Q. – I wanted to know if we could envisage putting this automatic exchange system in place by 2015. That’s what Mr Barroso was saying yesterday. But do we have a specific date? Secondly, Germany has signalled that she’ll be following the UK’s call to put Hezbollah on the list of terrorist organizations. I wanted to know if you have followed or are going to follow Germany on that.
THE PRESIDENT – No, the latter point wasn’t discussed at the European Council, so I won’t answer it. On the former, what was decided today was to begin in June operations enabling automatic information exchange on all income, of whatever kind. A date may have been set, and it’s true that the European Commission President mentioned 2015. But why 2015 if we can do it earlier? So my impression from this discussion at the European Council was of a determination to act from June onwards to improve information exchange and make it automatic. The idea is automaticity; the United States is ready for this with Europe, moreover.
Q. – I’d like to get back to this issue of Luxembourg, because Luxembourg has always said – right up until this morning – that there has to be a level playing field, that all the states must agree to automatic information exchange in order for Luxembourg herself to agree to it. So I’d like things to be clear. Do you believe that today, following this Council, Luxembourg and Austria have definitively abandoned banking secrecy, at any rate for people who aren’t their nationals?

Element and region data
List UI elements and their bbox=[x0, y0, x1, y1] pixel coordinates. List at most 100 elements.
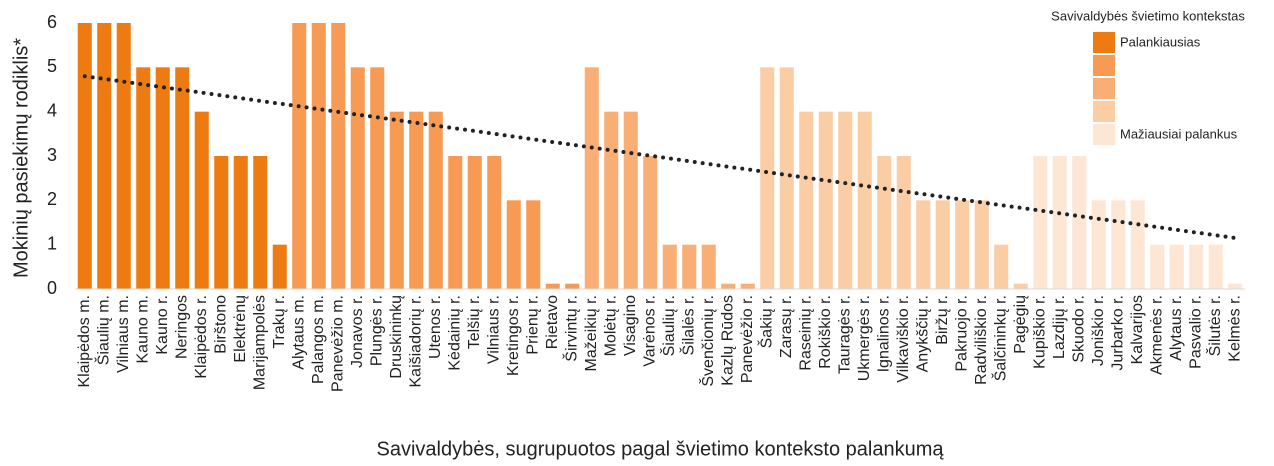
bar bbox=[175, 67, 190, 289]
bar bbox=[370, 67, 385, 289]
x-axis-title: Savivaldybės, sugrupuotos pagal švietimo… bbox=[377, 438, 945, 460]
bar bbox=[799, 111, 814, 290]
bar bbox=[1189, 244, 1204, 289]
trendline bbox=[82, 74, 1238, 241]
bar bbox=[1013, 283, 1028, 289]
bar bbox=[584, 67, 599, 289]
bar bbox=[116, 23, 131, 289]
bar bbox=[565, 283, 580, 289]
x-tick-label: Zarasų r. bbox=[778, 295, 795, 358]
x-tick-label: Šiaulių m. bbox=[93, 295, 112, 365]
x-tick-label: Trakų r. bbox=[271, 295, 288, 349]
x-tick-label: Plungės r. bbox=[368, 295, 385, 366]
bar bbox=[955, 200, 970, 289]
x-tick-label: Mažeikių r. bbox=[583, 295, 600, 371]
x-tick-label: Panevėžio m. bbox=[329, 295, 346, 392]
bar bbox=[916, 200, 931, 289]
y-tick-label: 2 bbox=[47, 189, 57, 209]
bar bbox=[487, 156, 502, 289]
x-tick-label: Utenos r. bbox=[427, 295, 444, 359]
x-tick-label: Lazdijų r. bbox=[1051, 295, 1068, 359]
x-tick-label: Tauragės r. bbox=[836, 295, 853, 374]
bar bbox=[136, 67, 151, 289]
bar bbox=[155, 67, 170, 289]
x-tick-label: Kėdainių r. bbox=[446, 295, 463, 371]
x-tick-label: Marijampolės bbox=[251, 295, 268, 390]
y-tick-label: 4 bbox=[47, 100, 57, 120]
bar bbox=[1033, 156, 1048, 289]
bar bbox=[97, 23, 112, 289]
legend-swatch bbox=[1093, 78, 1115, 99]
x-tick-label: Visagino bbox=[622, 295, 639, 356]
bar bbox=[350, 67, 365, 289]
y-tick-label: 3 bbox=[47, 145, 57, 165]
bar bbox=[506, 200, 521, 289]
bar bbox=[838, 111, 853, 290]
x-tick-label: Rietavo bbox=[544, 295, 561, 349]
legend-title: Savivaldybės švietimo kontekstas bbox=[1051, 8, 1245, 23]
bar bbox=[331, 23, 346, 289]
x-tick-label: Prienų r. bbox=[524, 295, 541, 355]
bar bbox=[1091, 200, 1106, 289]
bar bbox=[896, 156, 911, 289]
x-tick-label: Telšių r. bbox=[466, 295, 483, 349]
bar bbox=[389, 111, 404, 290]
x-tick-label: Alytaus r. bbox=[1168, 295, 1185, 361]
x-tick-label: Šilutės r. bbox=[1205, 295, 1224, 356]
x-tick-label: Pakruojo r. bbox=[953, 295, 970, 371]
x-tick-label: Kauno m. bbox=[134, 295, 151, 363]
x-tick-label: Birštono bbox=[212, 295, 229, 354]
bar bbox=[1130, 200, 1145, 289]
bar bbox=[1208, 244, 1223, 289]
x-tick-label: Pagėgių bbox=[1012, 295, 1029, 354]
x-tick-label: Kalvarijos bbox=[1129, 295, 1146, 364]
legend-label: Mažiausiai palankus bbox=[1120, 126, 1238, 141]
bar bbox=[623, 111, 638, 290]
bar bbox=[545, 283, 560, 289]
x-tick-label: Kelmės r. bbox=[1226, 295, 1243, 362]
bar bbox=[779, 67, 794, 289]
bar bbox=[994, 244, 1009, 289]
x-tick-label: Šalčininkų r. bbox=[990, 295, 1009, 381]
x-tick-label: Šiaulių r. bbox=[659, 295, 678, 356]
x-tick-label: Vilniaus r. bbox=[485, 295, 502, 364]
bar bbox=[526, 200, 541, 289]
x-tick-label: Vilkaviškio r. bbox=[895, 295, 912, 383]
y-tick-label: 0 bbox=[47, 278, 57, 298]
bar bbox=[1111, 200, 1126, 289]
x-tick-label: Varėnos r. bbox=[641, 295, 658, 367]
bar bbox=[721, 283, 736, 289]
bar bbox=[643, 156, 658, 289]
x-tick-label: Anykščių r. bbox=[914, 295, 931, 372]
bar bbox=[740, 283, 755, 289]
bar bbox=[194, 111, 209, 290]
x-tick-label: Ignalinos r. bbox=[875, 295, 892, 372]
x-tick-label: Švenčionių r. bbox=[698, 295, 717, 387]
x-tick-label: Biržų r. bbox=[934, 295, 951, 345]
x-tick-label: Kazlų Rūdos bbox=[719, 295, 736, 386]
legend-swatch bbox=[1093, 101, 1115, 122]
x-tick-label: Druskininkų bbox=[388, 295, 405, 379]
x-tick-label: Elektrėnų bbox=[232, 295, 249, 363]
x-tick-label: Jurbarko r. bbox=[1109, 295, 1126, 371]
bar bbox=[662, 244, 677, 289]
bar bbox=[1228, 283, 1243, 289]
bar bbox=[253, 156, 268, 289]
x-tick-label: Vilniaus m. bbox=[115, 295, 132, 373]
bar bbox=[292, 23, 307, 289]
bar bbox=[818, 111, 833, 290]
bar bbox=[428, 111, 443, 290]
bar bbox=[760, 67, 775, 289]
x-tick-label: Ukmergės r. bbox=[856, 295, 873, 381]
legend-swatch bbox=[1093, 124, 1115, 145]
y-axis-title: Mokinių pasiekimų rodiklis* bbox=[10, 38, 32, 278]
x-tick-label: Jonavos r. bbox=[349, 295, 366, 368]
x-tick-label: Klaipėdos r. bbox=[193, 295, 210, 379]
x-tick-label: Panevėžio r. bbox=[739, 295, 756, 383]
x-tick-label: Skuodo r. bbox=[1070, 295, 1087, 363]
x-tick-label: Širvintų r. bbox=[561, 295, 580, 362]
legend-swatch bbox=[1093, 55, 1115, 76]
x-tick-label: Klaipėdos m. bbox=[76, 295, 93, 388]
y-tick-label: 1 bbox=[47, 233, 57, 253]
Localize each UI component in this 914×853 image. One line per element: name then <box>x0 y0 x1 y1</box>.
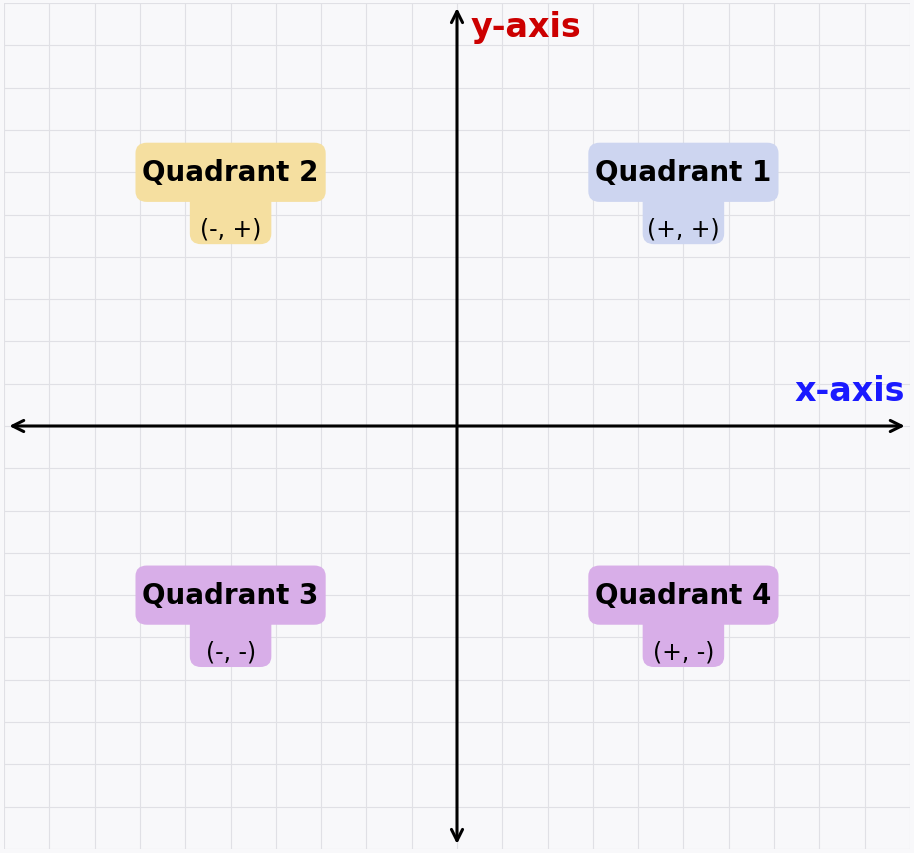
FancyBboxPatch shape <box>589 566 779 625</box>
Text: (-, +): (-, +) <box>200 217 261 241</box>
Text: (-, -): (-, -) <box>206 640 256 664</box>
Text: Quadrant 3: Quadrant 3 <box>143 582 319 609</box>
FancyBboxPatch shape <box>135 143 325 203</box>
Text: x-axis: x-axis <box>795 374 905 408</box>
FancyBboxPatch shape <box>643 192 724 245</box>
Text: (+, -): (+, -) <box>653 640 714 664</box>
Text: y-axis: y-axis <box>471 10 581 44</box>
Text: Quadrant 1: Quadrant 1 <box>595 160 771 187</box>
FancyBboxPatch shape <box>190 192 271 245</box>
Text: (+, +): (+, +) <box>647 217 719 241</box>
FancyBboxPatch shape <box>589 143 779 203</box>
Text: Quadrant 2: Quadrant 2 <box>143 160 319 187</box>
FancyBboxPatch shape <box>135 566 325 625</box>
Text: Quadrant 4: Quadrant 4 <box>595 582 771 609</box>
FancyBboxPatch shape <box>190 614 271 667</box>
FancyBboxPatch shape <box>643 614 724 667</box>
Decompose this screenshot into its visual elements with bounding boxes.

> _Short problem A_: Repeat the part of the press conference excerpt that begins at the words "THE PRESIDENT –" and stops after "with Europe, moreover.".
> _Short problem B_: Reproduce the lines of the records that begin at the line containing "FancyBboxPatch shape <box>589 566" and continue through the end of the records, both ends included.
The records are unrelated to the press conference excerpt.

> _Task output A_:
THE PRESIDENT – No, the latter point wasn’t discussed at the European Council, so I won’t answer it. On the former, what was decided today was to begin in June operations enabling automatic information exchange on all income, of whatever kind. A date may have been set, and it’s true that the European Commission President mentioned 2015. But why 2015 if we can do it earlier? So my impression from this discussion at the European Council was of a determination to act from June onwards to improve information exchange and make it automatic. The idea is automaticity; the United States is ready for this with Europe, moreover.

> _Task output B_:
FancyBboxPatch shape <box>589 566 779 625</box>
Text: (-, +): (-, +) <box>200 217 261 241</box>
Text: (-, -): (-, -) <box>206 640 256 664</box>
Text: Quadrant 3: Quadrant 3 <box>143 582 319 609</box>
FancyBboxPatch shape <box>135 143 325 203</box>
Text: x-axis: x-axis <box>795 374 905 408</box>
FancyBboxPatch shape <box>643 192 724 245</box>
Text: (+, -): (+, -) <box>653 640 714 664</box>
Text: y-axis: y-axis <box>471 10 581 44</box>
Text: Quadrant 1: Quadrant 1 <box>595 160 771 187</box>
FancyBboxPatch shape <box>190 192 271 245</box>
Text: (+, +): (+, +) <box>647 217 719 241</box>
FancyBboxPatch shape <box>589 143 779 203</box>
Text: Quadrant 2: Quadrant 2 <box>143 160 319 187</box>
FancyBboxPatch shape <box>135 566 325 625</box>
Text: Quadrant 4: Quadrant 4 <box>595 582 771 609</box>
FancyBboxPatch shape <box>190 614 271 667</box>
FancyBboxPatch shape <box>643 614 724 667</box>
Decompose this screenshot into its visual elements with bounding boxes.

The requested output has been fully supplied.